| PROVIDED INFORMATION |
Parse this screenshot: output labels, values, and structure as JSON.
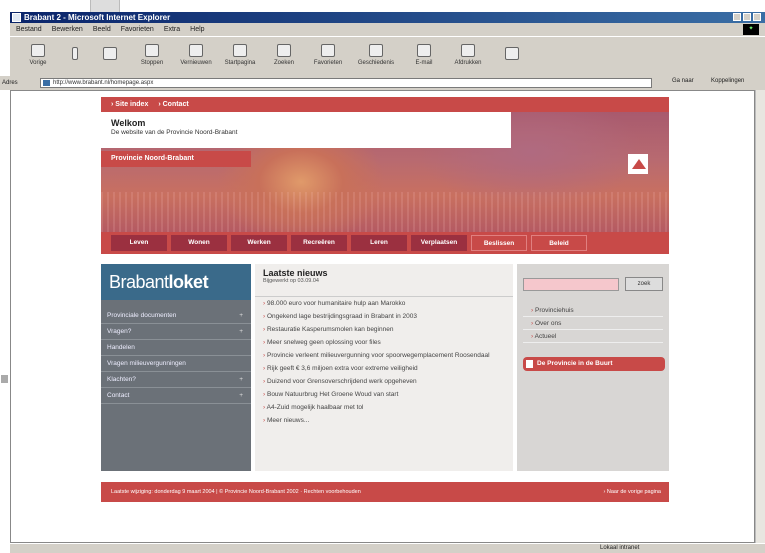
{
  "window": {
    "title": "Brabant 2 - Microsoft Internet Explorer"
  },
  "menu": [
    "Bestand",
    "Bewerken",
    "Beeld",
    "Favorieten",
    "Extra",
    "Help"
  ],
  "toolbar": {
    "buttons": [
      "Vorige",
      "",
      "",
      "Stoppen",
      "Vernieuwen",
      "Startpagina",
      "Zoeken",
      "Favorieten",
      "Geschiedenis",
      "E-mail",
      "Afdrukken",
      ""
    ]
  },
  "address": {
    "label": "Adres",
    "url": "http://www.brabant.nl/homepage.aspx",
    "go": "Ga naar",
    "links": "Koppelingen"
  },
  "site": {
    "topnav": [
      "› Site index",
      "› Contact"
    ],
    "welcome_title": "Welkom",
    "welcome_sub": "De website van de Provincie Noord-Brabant",
    "province_label": "Provincie Noord-Brabant",
    "mainnav": [
      "Leven",
      "Wonen",
      "Werken",
      "Recreëren",
      "Leren",
      "Verplaatsen",
      "Beslissen",
      "Beleid"
    ],
    "loket": {
      "logo_light": "Brabant",
      "logo_bold": "loket",
      "items": [
        "Provinciale documenten",
        "Vragen?",
        "Handelen",
        "Vragen milieuvergunningen",
        "Klachten?",
        "Contact"
      ]
    },
    "news": {
      "title": "Laatste nieuws",
      "date": "Bijgewerkt op 03.09.04",
      "items": [
        "98.000 euro voor humanitaire hulp aan Marokko",
        "Ongekend lage bestrijdingsgraad in Brabant in 2003",
        "Restauratie Kasperumsmolen kan beginnen",
        "Meer snelweg geen oplossing voor files",
        "Provincie verleent milieuvergunning voor spoorwegemplacement Roosendaal",
        "Rijk geeft € 3,6 miljoen extra voor extreme veiligheid",
        "Duizend voor Grensoverschrijdend werk opgeheven",
        "Bouw Natuurbrug Het Groene Woud van start",
        "A4-Zuid mogelijk haalbaar met tol",
        "Meer nieuws..."
      ]
    },
    "right": {
      "search_button": "zoek",
      "links": [
        "Provinciehuis",
        "Over ons",
        "Actueel"
      ],
      "buurt": "De Provincie in de Buurt"
    },
    "footer": {
      "left": "Laatste wijziging: donderdag 9 maart 2004 | © Provincie Noord-Brabant 2002  ·  Rechten voorbehouden",
      "right": "› Naar de vorige pagina"
    }
  },
  "status": {
    "zone": "Lokaal intranet"
  }
}
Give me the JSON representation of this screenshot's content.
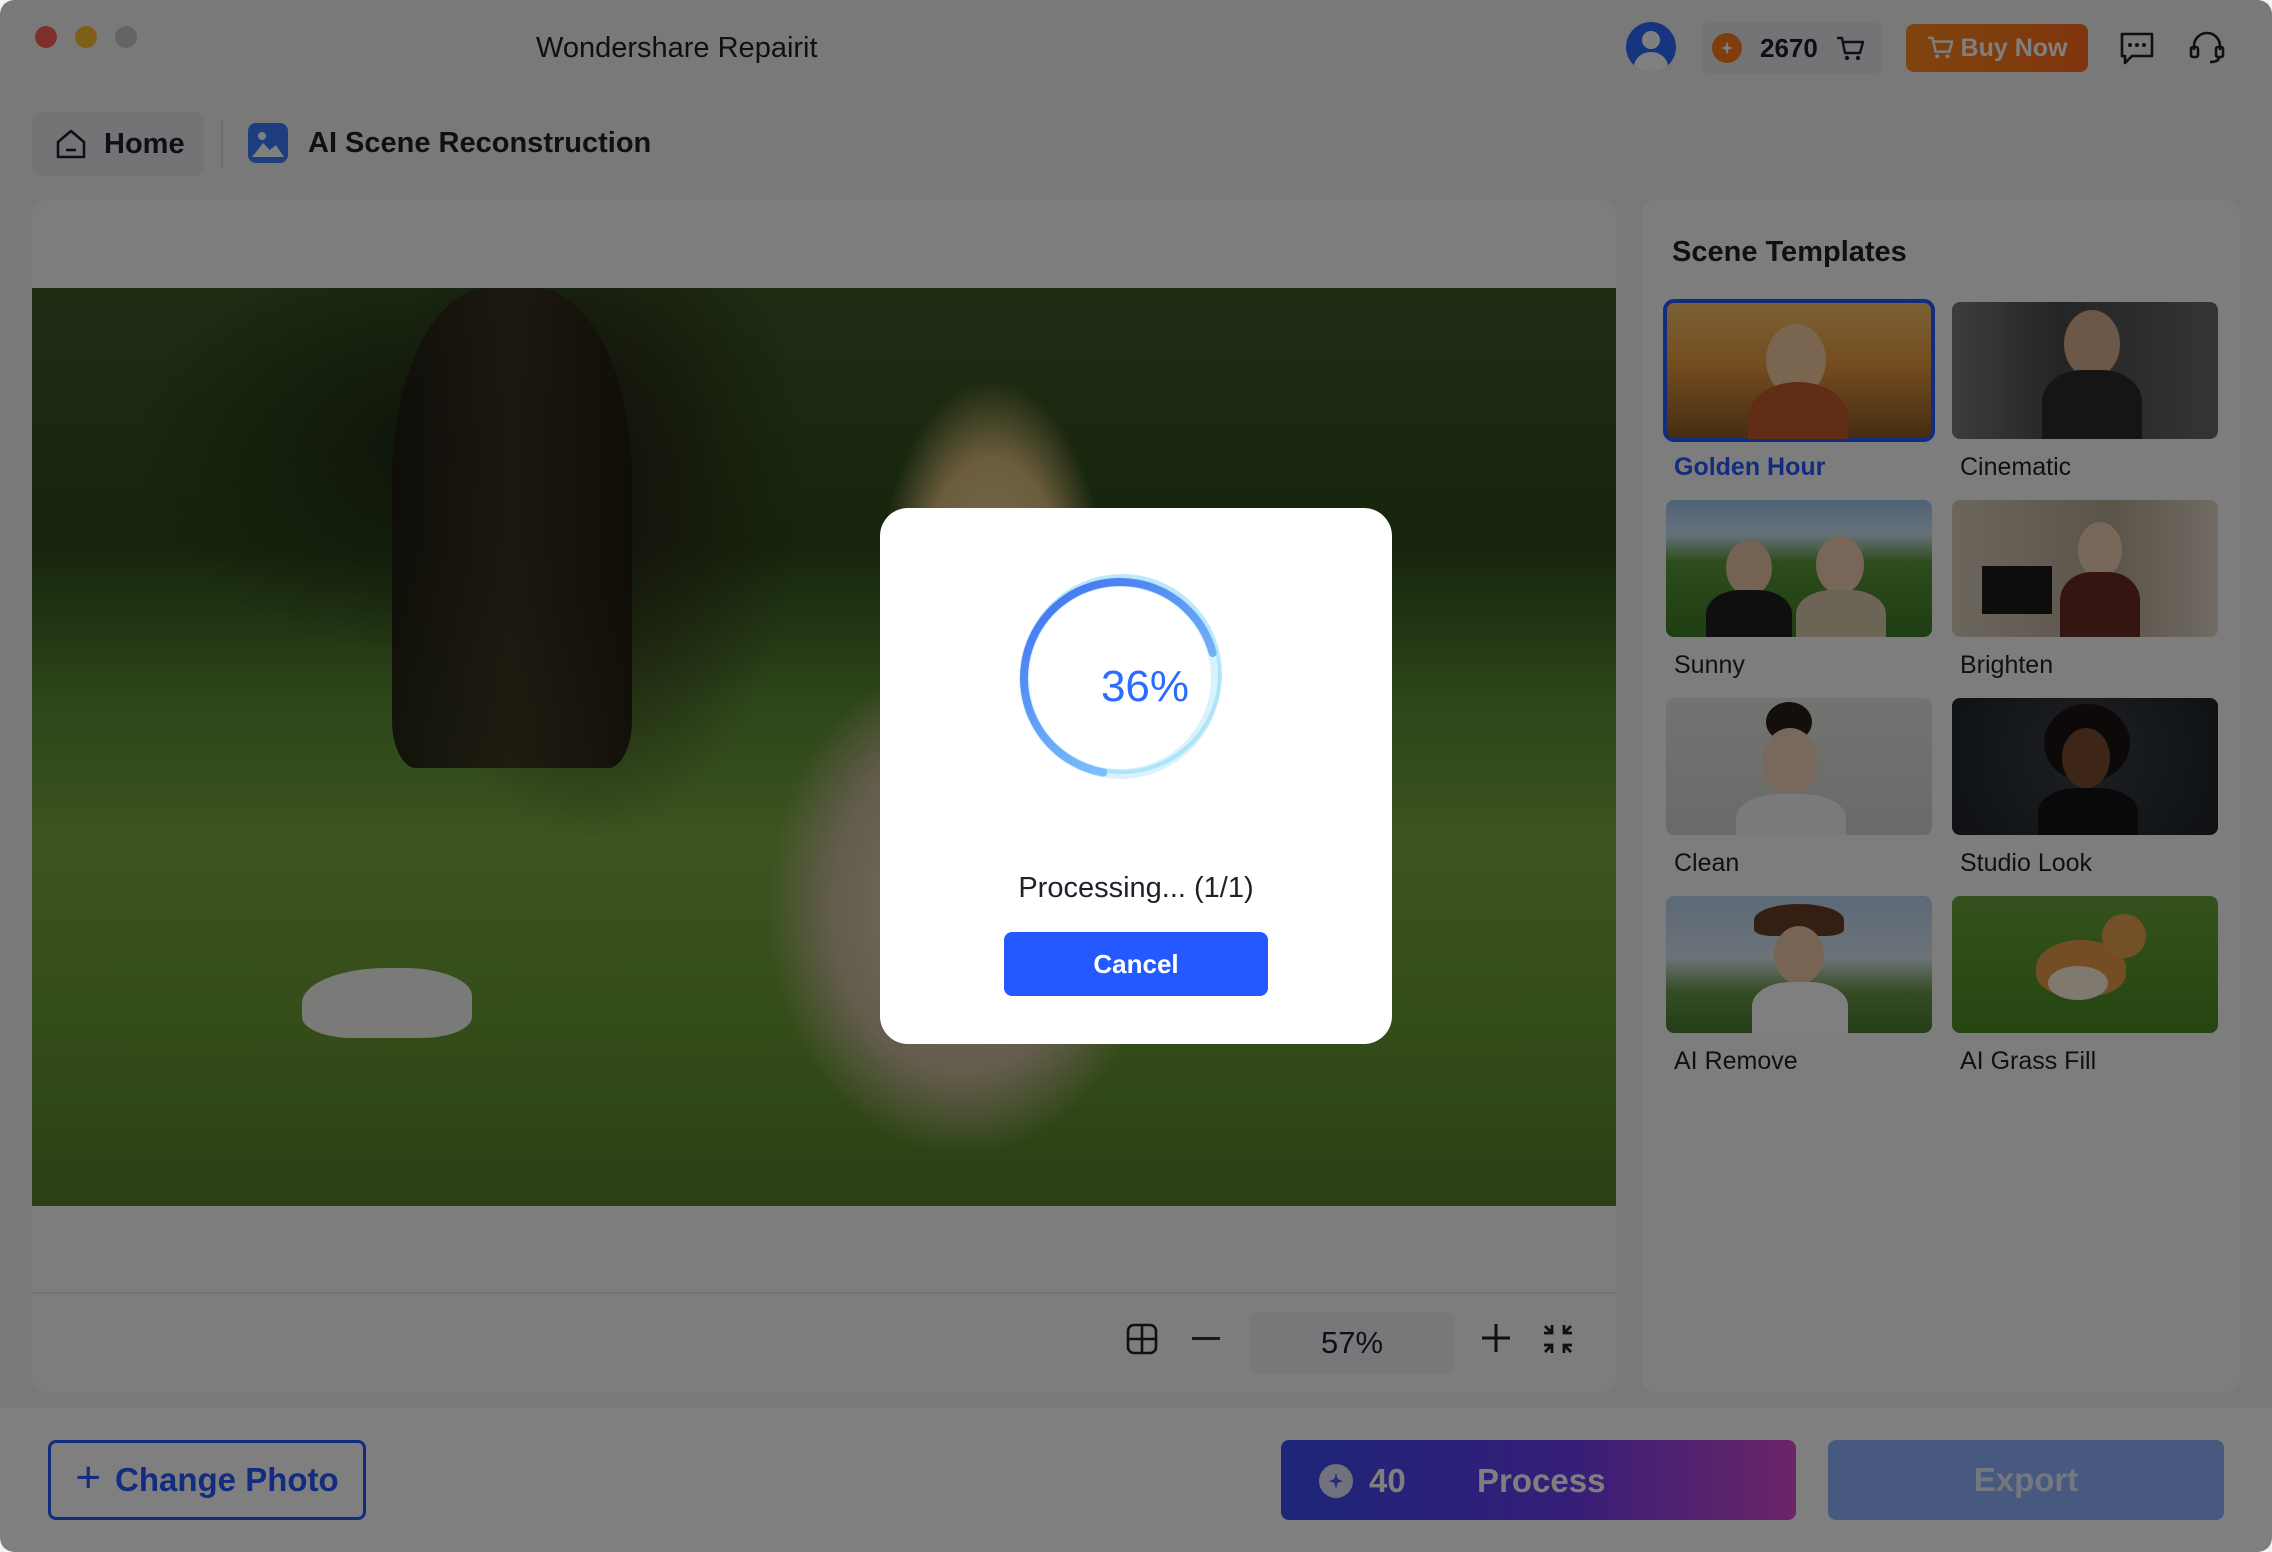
{
  "window": {
    "title": "Wondershare Repairit"
  },
  "header": {
    "credits": "2670",
    "buy_now_label": "Buy Now"
  },
  "breadcrumb": {
    "home_label": "Home",
    "current": "AI Scene Reconstruction"
  },
  "preview": {
    "zoom": "57%"
  },
  "templates": {
    "title": "Scene Templates",
    "items": [
      {
        "label": "Golden Hour",
        "selected": true
      },
      {
        "label": "Cinematic",
        "selected": false
      },
      {
        "label": "Sunny",
        "selected": false
      },
      {
        "label": "Brighten",
        "selected": false
      },
      {
        "label": "Clean",
        "selected": false
      },
      {
        "label": "Studio Look",
        "selected": false
      },
      {
        "label": "AI Remove",
        "selected": false
      },
      {
        "label": "AI Grass Fill",
        "selected": false
      }
    ]
  },
  "bottom": {
    "change_photo_label": "Change Photo",
    "process_cost": "40",
    "process_label": "Process",
    "export_label": "Export"
  },
  "dialog": {
    "progress_percent": "36%",
    "progress_value": 0.36,
    "status_text": "Processing... (1/1)",
    "cancel_label": "Cancel"
  },
  "colors": {
    "accent": "#2459ff",
    "buy_now": "#ff7a1a",
    "export_disabled": "#8fb2ff"
  },
  "icons": [
    "avatar-icon",
    "coin-icon",
    "cart-icon",
    "chat-icon",
    "headset-icon",
    "home-icon",
    "image-icon",
    "compare-icon",
    "zoom-out-icon",
    "zoom-in-icon",
    "fit-screen-icon",
    "plus-icon"
  ]
}
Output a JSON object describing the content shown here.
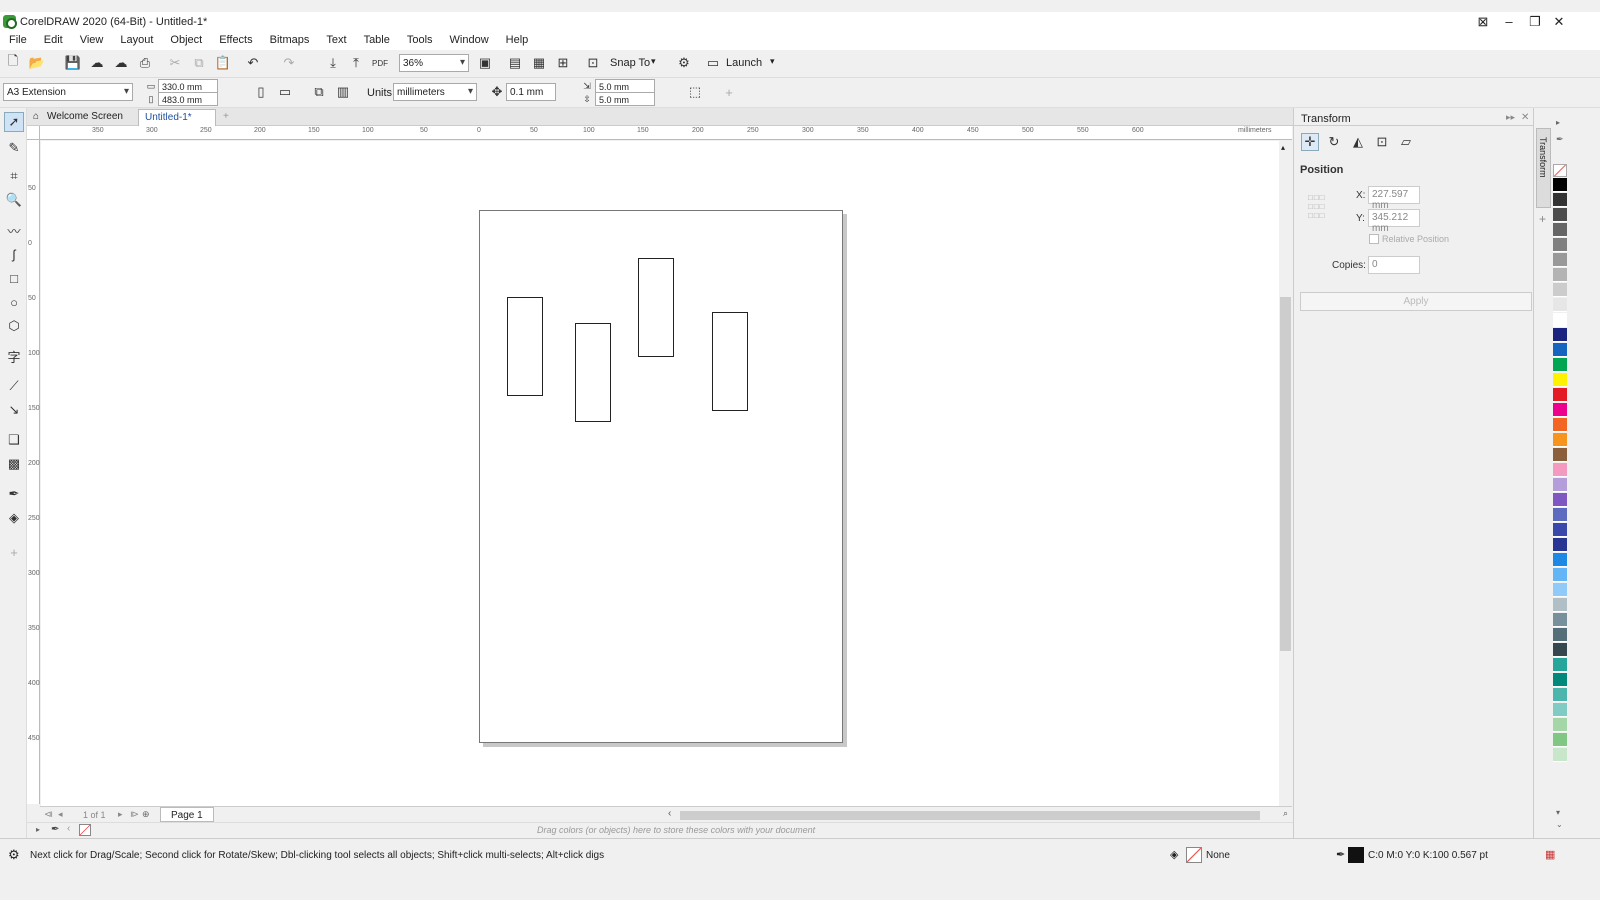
{
  "app": {
    "title": "CorelDRAW 2020 (64-Bit) - Untitled-1*"
  },
  "menu": [
    "File",
    "Edit",
    "View",
    "Layout",
    "Object",
    "Effects",
    "Bitmaps",
    "Text",
    "Table",
    "Tools",
    "Window",
    "Help"
  ],
  "toolbar1": {
    "zoom": "36%",
    "snap_to": "Snap To",
    "launch": "Launch"
  },
  "toolbar2": {
    "page_size": "A3 Extension",
    "width": "330.0 mm",
    "height": "483.0 mm",
    "units_label": "Units:",
    "units": "millimeters",
    "nudge": "0.1 mm",
    "dup_x": "5.0 mm",
    "dup_y": "5.0 mm"
  },
  "tabs": {
    "welcome": "Welcome Screen",
    "doc": "Untitled-1*"
  },
  "ruler": {
    "unit": "millimeters",
    "h_ticks": [
      "350",
      "300",
      "250",
      "200",
      "150",
      "100",
      "50",
      "0",
      "50",
      "100",
      "150",
      "200",
      "250",
      "300",
      "350",
      "400",
      "450",
      "500",
      "550",
      "600"
    ],
    "v_ticks": [
      "50",
      "0",
      "50",
      "100",
      "150",
      "200",
      "250",
      "300",
      "350",
      "400",
      "450",
      "500",
      "550",
      "600"
    ]
  },
  "page_nav": {
    "page_count": "1 of 1",
    "page_tab": "Page 1"
  },
  "color_docker_hint": "Drag colors (or objects) here to store these colors with your document",
  "status": {
    "hint": "Next click for Drag/Scale; Second click for Rotate/Skew; Dbl-clicking tool selects all objects; Shift+click multi-selects; Alt+click digs",
    "fill": "None",
    "outline": "C:0 M:0 Y:0 K:100  0.567 pt"
  },
  "docker": {
    "title": "Transform",
    "section": "Position",
    "x_label": "X:",
    "x_value": "227.597 mm",
    "y_label": "Y:",
    "y_value": "345.212 mm",
    "relative": "Relative Position",
    "copies_label": "Copies:",
    "copies_value": "0",
    "apply": "Apply",
    "side_tab": "Transform"
  },
  "palette": [
    "#000000",
    "#333333",
    "#4d4d4d",
    "#666666",
    "#808080",
    "#999999",
    "#b3b3b3",
    "#cccccc",
    "#e6e6e6",
    "#ffffff",
    "#1a237e",
    "#1565c0",
    "#00a651",
    "#fff200",
    "#e31c23",
    "#ec008c",
    "#f26522",
    "#f7941d",
    "#8b5e3c",
    "#f49ac1",
    "#b39ddb",
    "#7e57c2",
    "#5c6bc0",
    "#3949ab",
    "#283593",
    "#1e88e5",
    "#64b5f6",
    "#90caf9",
    "#b0bec5",
    "#78909c",
    "#546e7a",
    "#37474f",
    "#26a69a",
    "#00897b",
    "#4db6ac",
    "#80cbc4",
    "#a5d6a7",
    "#81c784",
    "#c8e6c9"
  ]
}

| PROBLEM DETAILS |
Return each line that includes "Vragen".

| TASK ANSWER |
        "Vragen?",
        "Vragen milieuvergunningen",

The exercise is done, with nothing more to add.